▶ _TASK OBJECTIVE_
Search the material below for the string "oven" and extract each line that has it.

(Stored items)

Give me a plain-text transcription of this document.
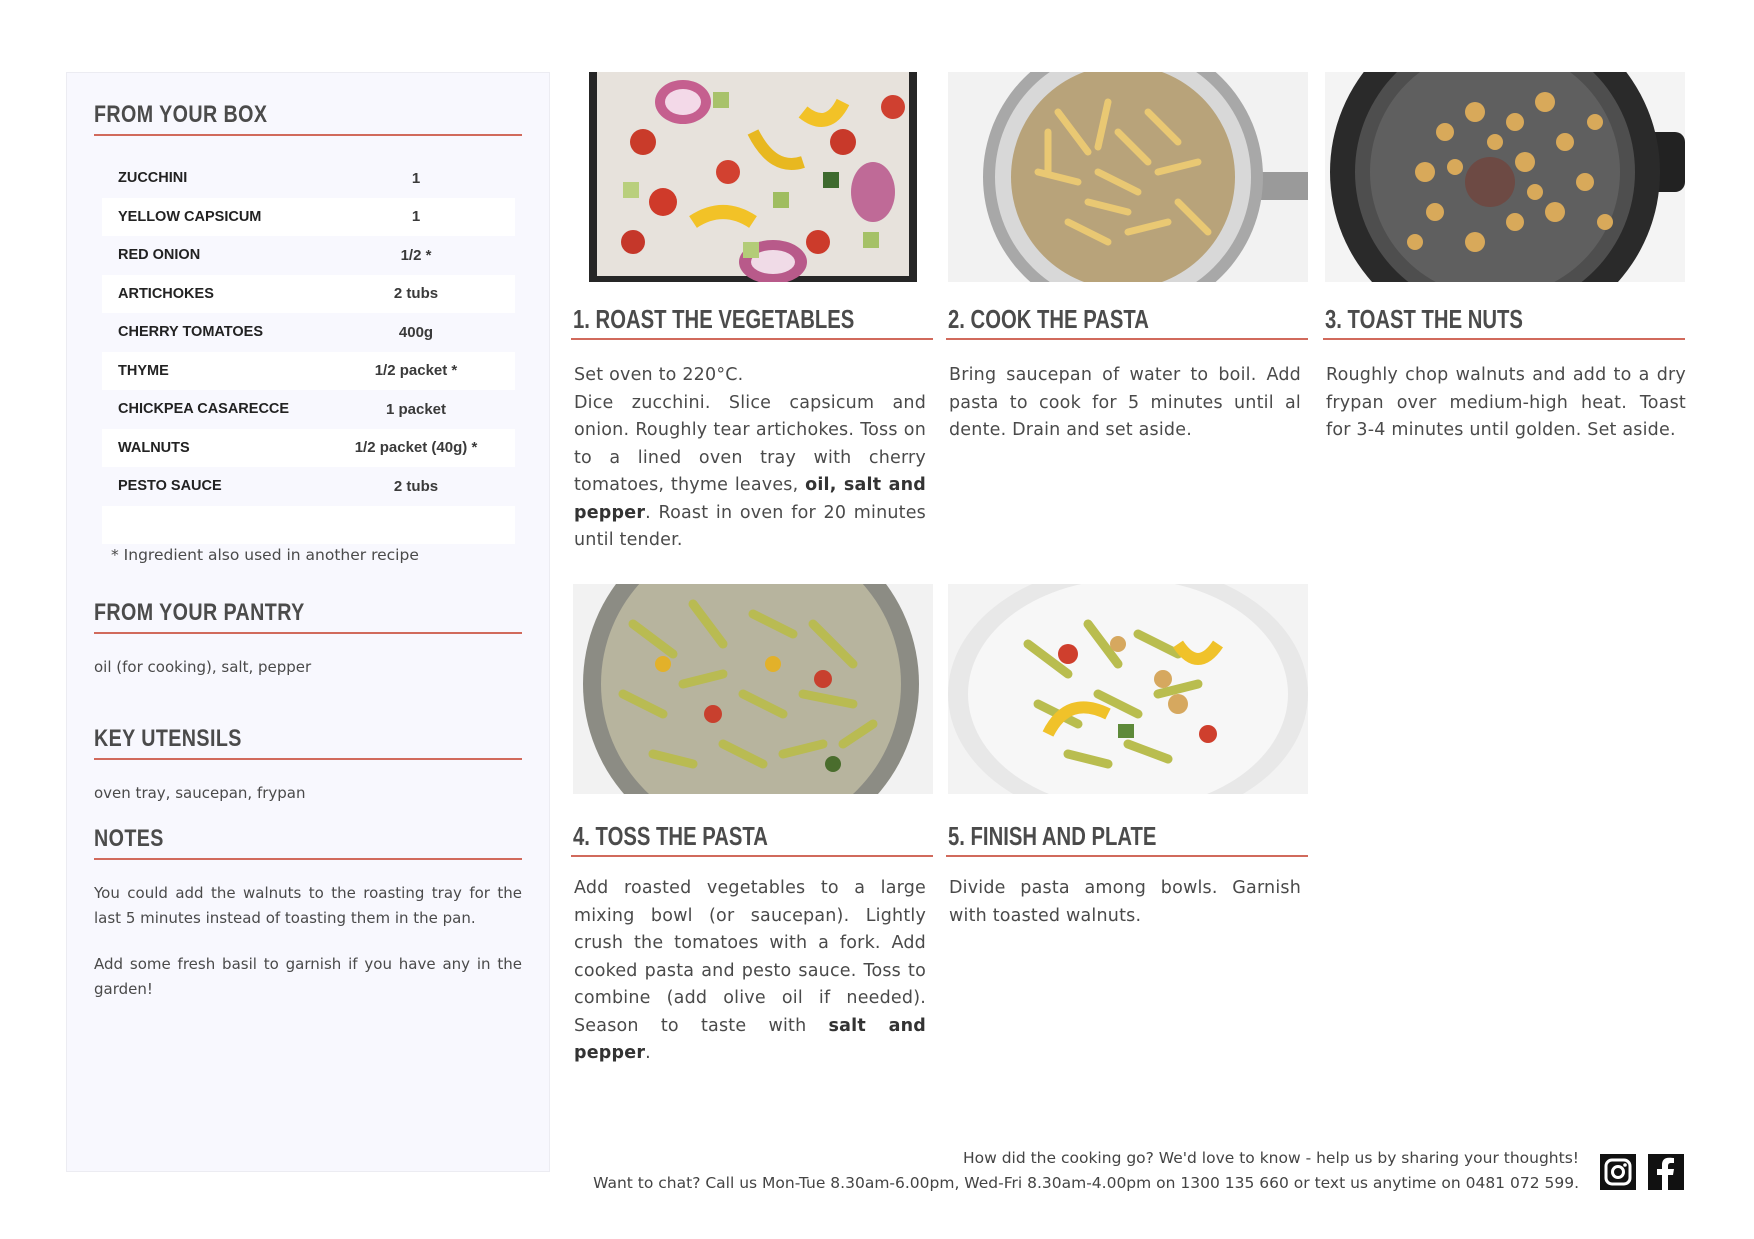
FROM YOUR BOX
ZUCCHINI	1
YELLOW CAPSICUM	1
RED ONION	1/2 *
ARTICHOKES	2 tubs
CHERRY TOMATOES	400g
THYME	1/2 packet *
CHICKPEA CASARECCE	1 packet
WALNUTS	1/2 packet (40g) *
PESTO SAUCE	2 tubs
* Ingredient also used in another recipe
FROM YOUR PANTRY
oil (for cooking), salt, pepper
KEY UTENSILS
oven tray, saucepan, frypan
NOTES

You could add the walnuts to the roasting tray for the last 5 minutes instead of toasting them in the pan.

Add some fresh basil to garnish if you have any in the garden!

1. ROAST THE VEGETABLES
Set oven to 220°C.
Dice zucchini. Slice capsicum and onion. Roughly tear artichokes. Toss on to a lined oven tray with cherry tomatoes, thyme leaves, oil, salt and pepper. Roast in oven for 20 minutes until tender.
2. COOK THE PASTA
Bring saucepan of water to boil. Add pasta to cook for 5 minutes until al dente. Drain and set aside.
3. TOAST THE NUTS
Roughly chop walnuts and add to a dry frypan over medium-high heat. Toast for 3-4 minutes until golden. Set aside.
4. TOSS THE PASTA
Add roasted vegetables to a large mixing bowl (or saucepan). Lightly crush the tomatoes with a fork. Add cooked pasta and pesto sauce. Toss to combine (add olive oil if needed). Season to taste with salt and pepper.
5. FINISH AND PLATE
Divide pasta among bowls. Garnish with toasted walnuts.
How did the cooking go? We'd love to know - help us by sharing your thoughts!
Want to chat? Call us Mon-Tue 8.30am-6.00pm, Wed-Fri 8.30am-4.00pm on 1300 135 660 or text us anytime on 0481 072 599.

...

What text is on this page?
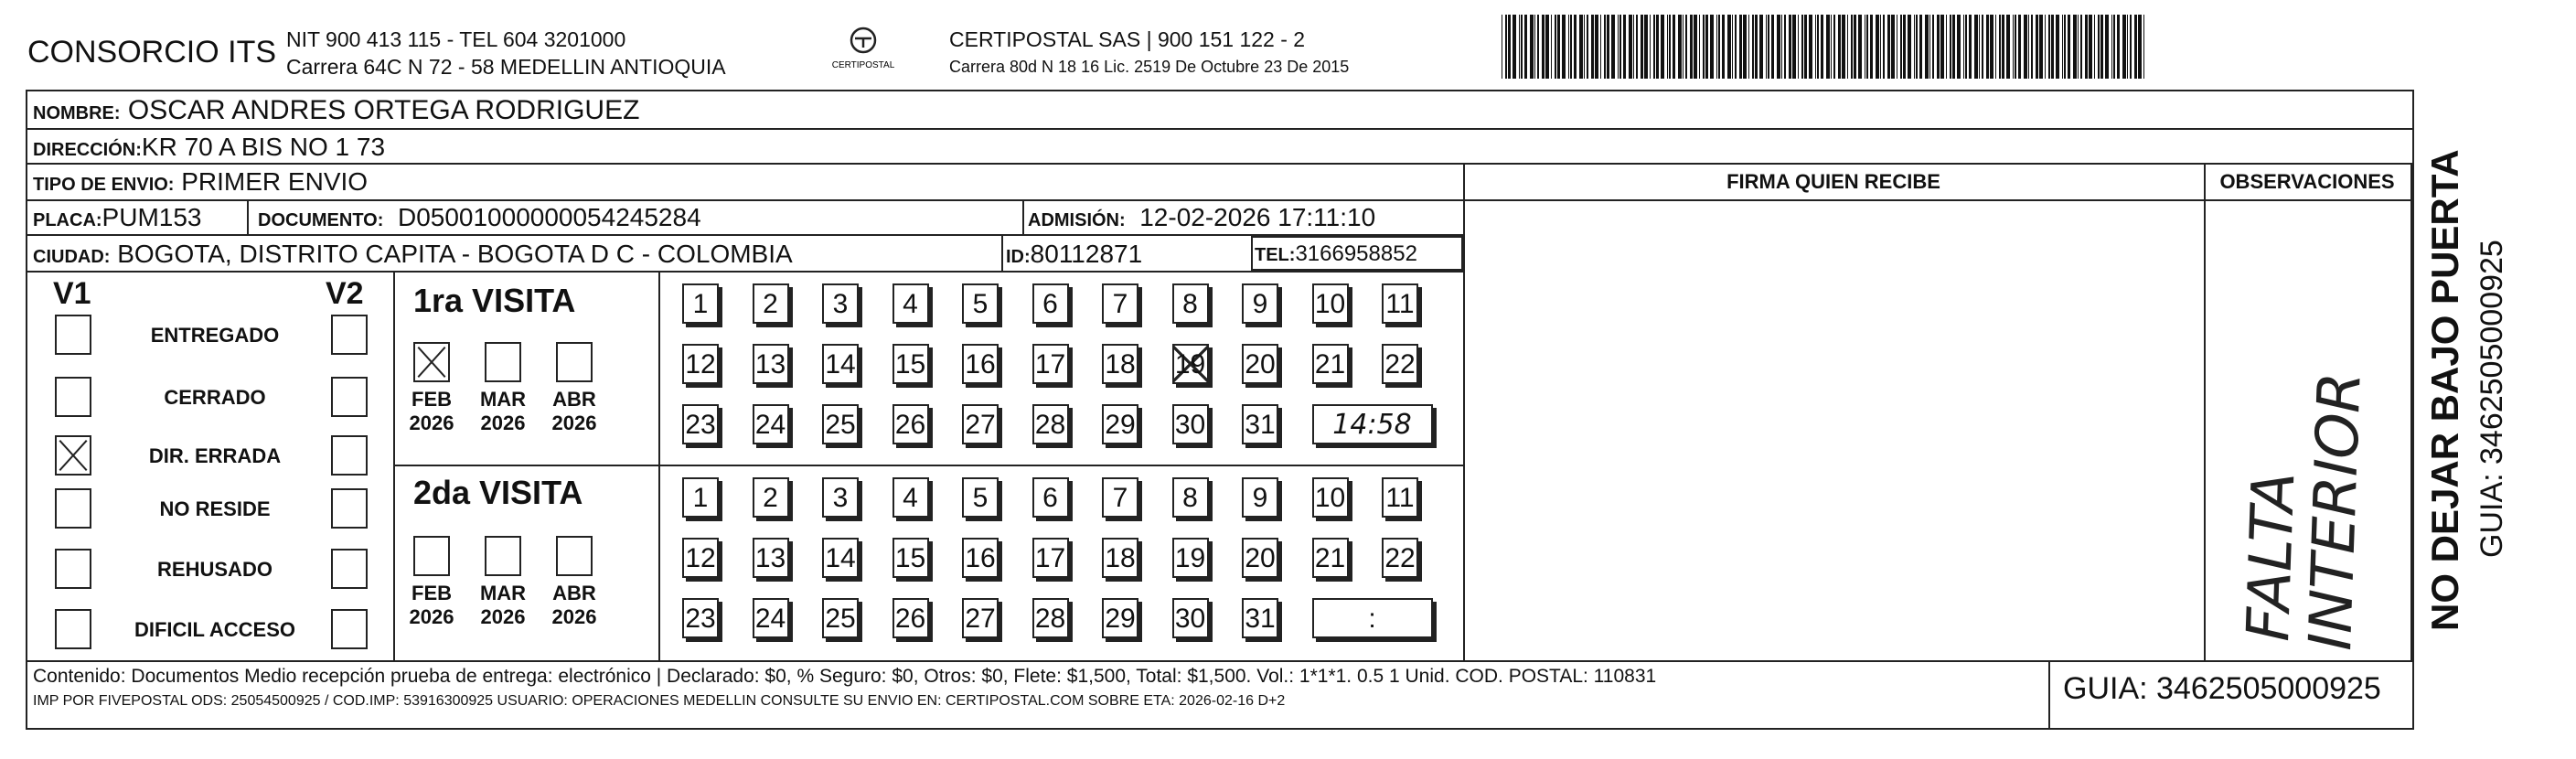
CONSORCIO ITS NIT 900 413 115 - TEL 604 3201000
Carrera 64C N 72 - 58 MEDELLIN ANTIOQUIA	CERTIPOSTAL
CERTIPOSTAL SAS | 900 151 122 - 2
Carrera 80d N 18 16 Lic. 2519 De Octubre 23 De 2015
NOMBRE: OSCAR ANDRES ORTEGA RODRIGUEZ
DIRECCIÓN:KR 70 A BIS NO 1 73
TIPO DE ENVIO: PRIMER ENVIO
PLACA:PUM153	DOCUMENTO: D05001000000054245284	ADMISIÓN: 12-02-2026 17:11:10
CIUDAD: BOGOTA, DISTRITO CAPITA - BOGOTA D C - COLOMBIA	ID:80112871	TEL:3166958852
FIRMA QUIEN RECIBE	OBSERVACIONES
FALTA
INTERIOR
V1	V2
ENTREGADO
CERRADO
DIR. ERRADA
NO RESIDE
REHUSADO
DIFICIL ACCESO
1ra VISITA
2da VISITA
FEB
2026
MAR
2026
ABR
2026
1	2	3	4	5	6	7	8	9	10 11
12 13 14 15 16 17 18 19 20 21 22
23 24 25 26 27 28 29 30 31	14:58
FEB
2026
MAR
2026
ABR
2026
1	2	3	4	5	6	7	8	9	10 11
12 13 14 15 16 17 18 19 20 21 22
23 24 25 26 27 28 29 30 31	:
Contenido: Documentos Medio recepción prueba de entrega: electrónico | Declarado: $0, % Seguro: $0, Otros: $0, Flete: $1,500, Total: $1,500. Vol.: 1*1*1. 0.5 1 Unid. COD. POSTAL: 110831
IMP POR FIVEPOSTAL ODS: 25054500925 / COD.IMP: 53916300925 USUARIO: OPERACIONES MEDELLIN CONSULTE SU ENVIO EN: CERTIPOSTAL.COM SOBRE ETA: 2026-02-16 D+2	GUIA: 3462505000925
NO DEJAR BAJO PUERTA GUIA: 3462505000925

---

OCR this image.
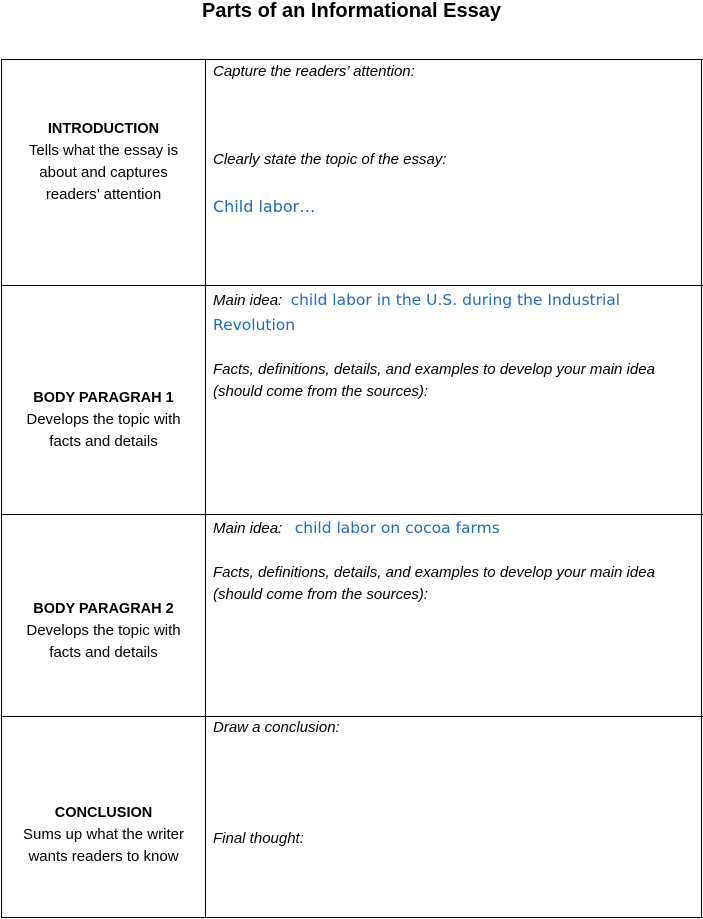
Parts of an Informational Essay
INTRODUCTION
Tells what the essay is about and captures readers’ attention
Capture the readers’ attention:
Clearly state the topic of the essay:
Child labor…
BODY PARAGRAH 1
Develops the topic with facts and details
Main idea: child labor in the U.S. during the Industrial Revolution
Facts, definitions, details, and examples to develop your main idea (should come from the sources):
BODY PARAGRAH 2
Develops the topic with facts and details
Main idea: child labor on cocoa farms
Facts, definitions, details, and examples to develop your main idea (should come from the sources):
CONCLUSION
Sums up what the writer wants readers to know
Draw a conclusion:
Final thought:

▶ _TASK RESULT_
oven tray, saucepan, frypan
Set oven to 220°C.
Dice zucchini. Slice capsicum and onion. Roughly tear artichokes. Toss on to a lined oven tray with cherry tomatoes, thyme leaves, oil, salt and pepper. Roast in oven for 20 minutes until tender.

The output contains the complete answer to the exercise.